Extracted records:
====================
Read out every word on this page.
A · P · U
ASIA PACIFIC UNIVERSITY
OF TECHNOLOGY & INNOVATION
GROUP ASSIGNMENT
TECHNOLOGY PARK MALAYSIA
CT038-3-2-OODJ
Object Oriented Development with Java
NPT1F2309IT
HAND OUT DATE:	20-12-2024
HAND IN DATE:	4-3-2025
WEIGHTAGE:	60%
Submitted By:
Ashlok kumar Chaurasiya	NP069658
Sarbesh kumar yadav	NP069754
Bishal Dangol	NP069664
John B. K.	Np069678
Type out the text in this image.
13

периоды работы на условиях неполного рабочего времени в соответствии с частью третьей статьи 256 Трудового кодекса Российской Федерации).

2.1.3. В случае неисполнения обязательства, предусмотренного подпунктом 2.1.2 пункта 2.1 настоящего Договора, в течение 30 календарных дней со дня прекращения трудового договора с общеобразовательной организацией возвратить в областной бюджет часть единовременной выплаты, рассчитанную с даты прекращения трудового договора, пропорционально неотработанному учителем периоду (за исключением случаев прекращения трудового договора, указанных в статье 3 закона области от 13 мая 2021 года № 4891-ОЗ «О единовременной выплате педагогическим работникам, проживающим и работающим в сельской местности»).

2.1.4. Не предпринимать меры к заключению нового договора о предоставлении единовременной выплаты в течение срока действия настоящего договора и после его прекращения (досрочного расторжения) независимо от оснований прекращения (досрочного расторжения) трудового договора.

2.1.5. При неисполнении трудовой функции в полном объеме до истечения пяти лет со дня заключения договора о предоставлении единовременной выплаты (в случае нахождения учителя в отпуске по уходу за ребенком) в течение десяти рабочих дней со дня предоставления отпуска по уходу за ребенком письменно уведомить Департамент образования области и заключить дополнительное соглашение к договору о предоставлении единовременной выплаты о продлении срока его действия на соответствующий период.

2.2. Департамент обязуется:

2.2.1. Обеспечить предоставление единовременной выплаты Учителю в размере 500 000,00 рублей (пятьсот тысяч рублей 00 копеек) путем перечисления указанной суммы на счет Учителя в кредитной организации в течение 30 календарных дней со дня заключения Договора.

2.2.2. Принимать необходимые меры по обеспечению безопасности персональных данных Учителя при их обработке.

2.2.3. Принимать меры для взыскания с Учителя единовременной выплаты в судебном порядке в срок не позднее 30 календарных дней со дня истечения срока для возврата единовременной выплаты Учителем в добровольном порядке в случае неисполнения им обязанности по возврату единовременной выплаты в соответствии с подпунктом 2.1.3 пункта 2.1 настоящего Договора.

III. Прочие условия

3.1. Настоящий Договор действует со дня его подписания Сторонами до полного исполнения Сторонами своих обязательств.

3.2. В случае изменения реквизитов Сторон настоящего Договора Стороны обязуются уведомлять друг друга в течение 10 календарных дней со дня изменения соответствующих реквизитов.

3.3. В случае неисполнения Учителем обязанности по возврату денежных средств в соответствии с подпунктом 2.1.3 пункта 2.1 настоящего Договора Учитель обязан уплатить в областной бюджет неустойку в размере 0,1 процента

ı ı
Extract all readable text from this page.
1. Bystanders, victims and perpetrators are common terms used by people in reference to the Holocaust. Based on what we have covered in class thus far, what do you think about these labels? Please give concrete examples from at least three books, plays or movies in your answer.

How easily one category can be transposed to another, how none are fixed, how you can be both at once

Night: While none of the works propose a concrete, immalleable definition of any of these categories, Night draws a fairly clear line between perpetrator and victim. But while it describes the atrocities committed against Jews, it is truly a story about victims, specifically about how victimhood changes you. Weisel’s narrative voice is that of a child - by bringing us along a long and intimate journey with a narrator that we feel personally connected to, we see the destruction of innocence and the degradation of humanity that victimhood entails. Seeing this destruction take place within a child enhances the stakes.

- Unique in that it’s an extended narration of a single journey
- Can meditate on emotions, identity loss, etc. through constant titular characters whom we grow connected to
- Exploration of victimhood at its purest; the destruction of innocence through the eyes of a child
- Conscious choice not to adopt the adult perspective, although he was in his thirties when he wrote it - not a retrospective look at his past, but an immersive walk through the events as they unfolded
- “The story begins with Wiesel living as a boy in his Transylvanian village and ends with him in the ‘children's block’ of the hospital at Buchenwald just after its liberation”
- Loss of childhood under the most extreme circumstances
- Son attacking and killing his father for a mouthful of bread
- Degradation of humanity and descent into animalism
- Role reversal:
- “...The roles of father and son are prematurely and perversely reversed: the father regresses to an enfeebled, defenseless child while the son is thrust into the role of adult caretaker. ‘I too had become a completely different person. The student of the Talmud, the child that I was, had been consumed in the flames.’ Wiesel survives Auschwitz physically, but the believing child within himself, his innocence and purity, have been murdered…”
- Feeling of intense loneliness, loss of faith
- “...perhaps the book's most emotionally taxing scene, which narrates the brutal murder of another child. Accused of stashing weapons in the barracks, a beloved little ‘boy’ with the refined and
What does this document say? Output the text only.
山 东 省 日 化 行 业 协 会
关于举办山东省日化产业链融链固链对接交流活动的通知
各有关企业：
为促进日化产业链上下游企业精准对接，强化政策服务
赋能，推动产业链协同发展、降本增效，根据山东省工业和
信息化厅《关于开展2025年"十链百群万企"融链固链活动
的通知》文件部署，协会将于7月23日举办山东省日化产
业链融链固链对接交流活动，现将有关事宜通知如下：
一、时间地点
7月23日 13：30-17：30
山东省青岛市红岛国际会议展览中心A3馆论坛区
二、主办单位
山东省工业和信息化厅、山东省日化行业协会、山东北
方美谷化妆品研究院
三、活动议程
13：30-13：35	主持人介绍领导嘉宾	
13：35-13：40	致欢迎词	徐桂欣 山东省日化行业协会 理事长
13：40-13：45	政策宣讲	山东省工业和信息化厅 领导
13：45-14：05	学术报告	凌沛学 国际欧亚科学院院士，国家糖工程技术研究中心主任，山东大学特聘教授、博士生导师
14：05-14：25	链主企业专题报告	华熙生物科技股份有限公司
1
====================
Exercise directions :: Copy out all of the data exactly, leaving nothing out.

Solution to this exercise ::
Read out every word on this page.
A · P · U
ASIA PACIFIC UNIVERSITY
OF TECHNOLOGY & INNOVATION
GROUP ASSIGNMENT
TECHNOLOGY PARK MALAYSIA
CT038-3-2-OODJ
Object Oriented Development with Java
NPT1F2309IT
HAND OUT DATE:	20-12-2024
HAND IN DATE:	4-3-2025
WEIGHTAGE:	60%
Submitted By:
Ashlok kumar Chaurasiya	NP069658
Sarbesh kumar yadav	NP069754
Bishal Dangol	NP069664
John B. K.	Np069678
Type out the text in this image.
13

периоды работы на условиях неполного рабочего времени в соответствии с частью третьей статьи 256 Трудового кодекса Российской Федерации).

2.1.3. В случае неисполнения обязательства, предусмотренного подпунктом 2.1.2 пункта 2.1 настоящего Договора, в течение 30 календарных дней со дня прекращения трудового договора с общеобразовательной организацией возвратить в областной бюджет часть единовременной выплаты, рассчитанную с даты прекращения трудового договора, пропорционально неотработанному учителем периоду (за исключением случаев прекращения трудового договора, указанных в статье 3 закона области от 13 мая 2021 года № 4891-ОЗ «О единовременной выплате педагогическим работникам, проживающим и работающим в сельской местности»).

2.1.4. Не предпринимать меры к заключению нового договора о предоставлении единовременной выплаты в течение срока действия настоящего договора и после его прекращения (досрочного расторжения) независимо от оснований прекращения (досрочного расторжения) трудового договора.

2.1.5. При неисполнении трудовой функции в полном объеме до истечения пяти лет со дня заключения договора о предоставлении единовременной выплаты (в случае нахождения учителя в отпуске по уходу за ребенком) в течение десяти рабочих дней со дня предоставления отпуска по уходу за ребенком письменно уведомить Департамент образования области и заключить дополнительное соглашение к договору о предоставлении единовременной выплаты о продлении срока его действия на соответствующий период.

2.2. Департамент обязуется:

2.2.1. Обеспечить предоставление единовременной выплаты Учителю в размере 500 000,00 рублей (пятьсот тысяч рублей 00 копеек) путем перечисления указанной суммы на счет Учителя в кредитной организации в течение 30 календарных дней со дня заключения Договора.

2.2.2. Принимать необходимые меры по обеспечению безопасности персональных данных Учителя при их обработке.

2.2.3. Принимать меры для взыскания с Учителя единовременной выплаты в судебном порядке в срок не позднее 30 календарных дней со дня истечения срока для возврата единовременной выплаты Учителем в добровольном порядке в случае неисполнения им обязанности по возврату единовременной выплаты в соответствии с подпунктом 2.1.3 пункта 2.1 настоящего Договора.

III. Прочие условия

3.1. Настоящий Договор действует со дня его подписания Сторонами до полного исполнения Сторонами своих обязательств.

3.2. В случае изменения реквизитов Сторон настоящего Договора Стороны обязуются уведомлять друг друга в течение 10 календарных дней со дня изменения соответствующих реквизитов.

3.3. В случае неисполнения Учителем обязанности по возврату денежных средств в соответствии с подпунктом 2.1.3 пункта 2.1 настоящего Договора Учитель обязан уплатить в областной бюджет неустойку в размере 0,1 процента

ı ı
Extract all readable text from this page.
1. Bystanders, victims and perpetrators are common terms used by people in reference to the Holocaust. Based on what we have covered in class thus far, what do you think about these labels? Please give concrete examples from at least three books, plays or movies in your answer.

How easily one category can be transposed to another, how none are fixed, how you can be both at once

Night: While none of the works propose a concrete, immalleable definition of any of these categories, Night draws a fairly clear line between perpetrator and victim. But while it describes the atrocities committed against Jews, it is truly a story about victims, specifically about how victimhood changes you. Weisel’s narrative voice is that of a child - by bringing us along a long and intimate journey with a narrator that we feel personally connected to, we see the destruction of innocence and the degradation of humanity that victimhood entails. Seeing this destruction take place within a child enhances the stakes.

- Unique in that it’s an extended narration of a single journey
- Can meditate on emotions, identity loss, etc. through constant titular characters whom we grow connected to
- Exploration of victimhood at its purest; the destruction of innocence through the eyes of a child
- Conscious choice not to adopt the adult perspective, although he was in his thirties when he wrote it - not a retrospective look at his past, but an immersive walk through the events as they unfolded
- “The story begins with Wiesel living as a boy in his Transylvanian village and ends with him in the ‘children's block’ of the hospital at Buchenwald just after its liberation”
- Loss of childhood under the most extreme circumstances
- Son attacking and killing his father for a mouthful of bread
- Degradation of humanity and descent into animalism
- Role reversal:
- “...The roles of father and son are prematurely and perversely reversed: the father regresses to an enfeebled, defenseless child while the son is thrust into the role of adult caretaker. ‘I too had become a completely different person. The student of the Talmud, the child that I was, had been consumed in the flames.’ Wiesel survives Auschwitz physically, but the believing child within himself, his innocence and purity, have been murdered…”
- Feeling of intense loneliness, loss of faith
- “...perhaps the book's most emotionally taxing scene, which narrates the brutal murder of another child. Accused of stashing weapons in the barracks, a beloved little ‘boy’ with the refined and
What does this document say? Output the text only.
山 东 省 日 化 行 业 协 会
关于举办山东省日化产业链融链固链对接交流活动的通知
各有关企业：
为促进日化产业链上下游企业精准对接，强化政策服务
赋能，推动产业链协同发展、降本增效，根据山东省工业和
信息化厅《关于开展2025年"十链百群万企"融链固链活动
的通知》文件部署，协会将于7月23日举办山东省日化产
业链融链固链对接交流活动，现将有关事宜通知如下：
一、时间地点
7月23日 13：30-17：30
山东省青岛市红岛国际会议展览中心A3馆论坛区
二、主办单位
山东省工业和信息化厅、山东省日化行业协会、山东北
方美谷化妆品研究院
三、活动议程
13：30-13：35	主持人介绍领导嘉宾	
13：35-13：40	致欢迎词	徐桂欣 山东省日化行业协会 理事长
13：40-13：45	政策宣讲	山东省工业和信息化厅 领导
13：45-14：05	学术报告	凌沛学 国际欧亚科学院院士，国家糖工程技术研究中心主任，山东大学特聘教授、博士生导师
14：05-14：25	链主企业专题报告	华熙生物科技股份有限公司
1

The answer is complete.